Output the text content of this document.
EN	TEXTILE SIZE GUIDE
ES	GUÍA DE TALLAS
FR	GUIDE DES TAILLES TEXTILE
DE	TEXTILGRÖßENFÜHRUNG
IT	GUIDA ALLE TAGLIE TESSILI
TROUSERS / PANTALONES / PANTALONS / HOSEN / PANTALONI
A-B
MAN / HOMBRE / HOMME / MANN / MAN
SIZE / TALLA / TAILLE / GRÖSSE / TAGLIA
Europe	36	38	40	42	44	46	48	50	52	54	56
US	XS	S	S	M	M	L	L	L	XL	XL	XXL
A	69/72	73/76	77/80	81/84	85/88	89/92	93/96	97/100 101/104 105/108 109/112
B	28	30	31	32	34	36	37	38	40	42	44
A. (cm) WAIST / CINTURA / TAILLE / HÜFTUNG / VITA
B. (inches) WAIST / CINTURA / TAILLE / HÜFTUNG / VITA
_ _ _
- PROBLEM
Only the number is wanted: how many lines of the material above include the word "TEXTILE"?

- SOLUTION FOR THIS TASK
2